--- Begin RECORDS SHOWN ---

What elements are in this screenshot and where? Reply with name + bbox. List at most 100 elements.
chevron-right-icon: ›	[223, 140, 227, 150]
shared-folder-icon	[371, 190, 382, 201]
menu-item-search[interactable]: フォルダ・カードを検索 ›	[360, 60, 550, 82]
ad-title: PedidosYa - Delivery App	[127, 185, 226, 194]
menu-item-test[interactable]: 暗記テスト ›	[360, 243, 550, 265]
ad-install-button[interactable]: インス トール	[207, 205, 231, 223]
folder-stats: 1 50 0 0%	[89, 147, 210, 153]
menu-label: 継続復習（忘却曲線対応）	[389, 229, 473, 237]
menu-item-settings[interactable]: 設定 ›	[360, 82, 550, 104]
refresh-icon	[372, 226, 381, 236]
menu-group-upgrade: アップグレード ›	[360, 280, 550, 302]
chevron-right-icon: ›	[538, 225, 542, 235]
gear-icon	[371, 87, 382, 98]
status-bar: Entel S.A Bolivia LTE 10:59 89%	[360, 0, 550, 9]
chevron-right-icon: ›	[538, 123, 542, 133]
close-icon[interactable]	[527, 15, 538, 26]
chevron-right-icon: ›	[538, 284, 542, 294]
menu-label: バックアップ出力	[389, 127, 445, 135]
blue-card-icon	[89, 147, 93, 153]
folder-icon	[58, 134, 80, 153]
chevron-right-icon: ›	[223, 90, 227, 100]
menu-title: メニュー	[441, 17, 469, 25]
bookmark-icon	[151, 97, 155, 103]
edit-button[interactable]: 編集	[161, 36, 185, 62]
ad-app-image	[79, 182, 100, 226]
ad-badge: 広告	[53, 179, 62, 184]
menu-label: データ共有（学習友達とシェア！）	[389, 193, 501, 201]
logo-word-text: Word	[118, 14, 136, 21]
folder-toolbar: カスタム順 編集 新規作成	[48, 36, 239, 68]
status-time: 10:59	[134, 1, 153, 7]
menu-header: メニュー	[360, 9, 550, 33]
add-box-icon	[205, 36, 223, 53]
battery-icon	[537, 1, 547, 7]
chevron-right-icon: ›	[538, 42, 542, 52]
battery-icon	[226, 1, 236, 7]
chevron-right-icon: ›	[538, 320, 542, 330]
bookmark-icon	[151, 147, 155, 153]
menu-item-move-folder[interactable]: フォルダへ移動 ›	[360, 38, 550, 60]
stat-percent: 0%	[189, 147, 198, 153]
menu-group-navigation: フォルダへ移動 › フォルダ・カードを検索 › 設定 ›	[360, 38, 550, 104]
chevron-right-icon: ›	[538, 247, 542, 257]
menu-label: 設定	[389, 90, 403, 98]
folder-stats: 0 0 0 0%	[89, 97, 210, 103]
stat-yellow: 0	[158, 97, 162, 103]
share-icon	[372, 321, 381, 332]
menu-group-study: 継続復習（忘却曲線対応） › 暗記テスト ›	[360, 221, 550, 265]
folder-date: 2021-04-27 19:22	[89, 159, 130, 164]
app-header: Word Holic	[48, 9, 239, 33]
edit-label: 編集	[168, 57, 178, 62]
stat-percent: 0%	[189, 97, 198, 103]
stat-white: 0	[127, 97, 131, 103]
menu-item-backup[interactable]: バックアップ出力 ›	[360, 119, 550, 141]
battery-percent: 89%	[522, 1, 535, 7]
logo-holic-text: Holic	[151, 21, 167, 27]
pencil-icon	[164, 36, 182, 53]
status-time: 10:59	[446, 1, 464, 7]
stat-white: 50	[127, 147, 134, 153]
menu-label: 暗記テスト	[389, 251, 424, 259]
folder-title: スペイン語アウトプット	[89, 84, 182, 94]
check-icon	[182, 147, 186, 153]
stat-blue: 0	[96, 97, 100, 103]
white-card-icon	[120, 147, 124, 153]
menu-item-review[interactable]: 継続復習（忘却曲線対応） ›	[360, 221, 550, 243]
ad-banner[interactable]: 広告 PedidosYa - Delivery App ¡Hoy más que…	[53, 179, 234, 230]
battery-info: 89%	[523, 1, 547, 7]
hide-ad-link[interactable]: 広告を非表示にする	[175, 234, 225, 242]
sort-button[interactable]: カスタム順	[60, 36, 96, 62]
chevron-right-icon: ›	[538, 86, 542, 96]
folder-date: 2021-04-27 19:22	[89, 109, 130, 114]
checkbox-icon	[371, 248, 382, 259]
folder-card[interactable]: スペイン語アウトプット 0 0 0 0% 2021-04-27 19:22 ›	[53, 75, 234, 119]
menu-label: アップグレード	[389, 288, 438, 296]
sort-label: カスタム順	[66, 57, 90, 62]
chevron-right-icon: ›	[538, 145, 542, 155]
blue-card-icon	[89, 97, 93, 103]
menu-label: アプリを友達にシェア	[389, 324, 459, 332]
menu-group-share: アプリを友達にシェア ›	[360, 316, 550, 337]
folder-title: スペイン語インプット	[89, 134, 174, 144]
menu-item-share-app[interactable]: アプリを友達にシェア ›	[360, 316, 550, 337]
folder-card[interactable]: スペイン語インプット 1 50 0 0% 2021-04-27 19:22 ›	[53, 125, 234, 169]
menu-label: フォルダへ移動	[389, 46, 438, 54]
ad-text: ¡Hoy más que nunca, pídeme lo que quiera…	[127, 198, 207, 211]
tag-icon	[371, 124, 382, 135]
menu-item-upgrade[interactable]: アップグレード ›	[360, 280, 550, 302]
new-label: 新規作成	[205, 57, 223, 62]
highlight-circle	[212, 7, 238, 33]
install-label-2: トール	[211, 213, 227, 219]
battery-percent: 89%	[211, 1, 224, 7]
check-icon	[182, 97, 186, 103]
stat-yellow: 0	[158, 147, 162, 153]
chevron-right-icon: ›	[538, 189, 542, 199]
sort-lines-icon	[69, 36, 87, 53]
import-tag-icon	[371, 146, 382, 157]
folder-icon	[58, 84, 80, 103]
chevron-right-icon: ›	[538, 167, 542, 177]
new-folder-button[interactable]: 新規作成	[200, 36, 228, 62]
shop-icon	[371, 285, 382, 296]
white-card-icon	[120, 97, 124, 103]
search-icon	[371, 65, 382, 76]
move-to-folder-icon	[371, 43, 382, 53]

--- End RECORDS SHOWN ---

*AIM:*
How many lines in the records above contain the string "time"? Reply with only the number.

*REPLY TO THE EXERCISE:*
2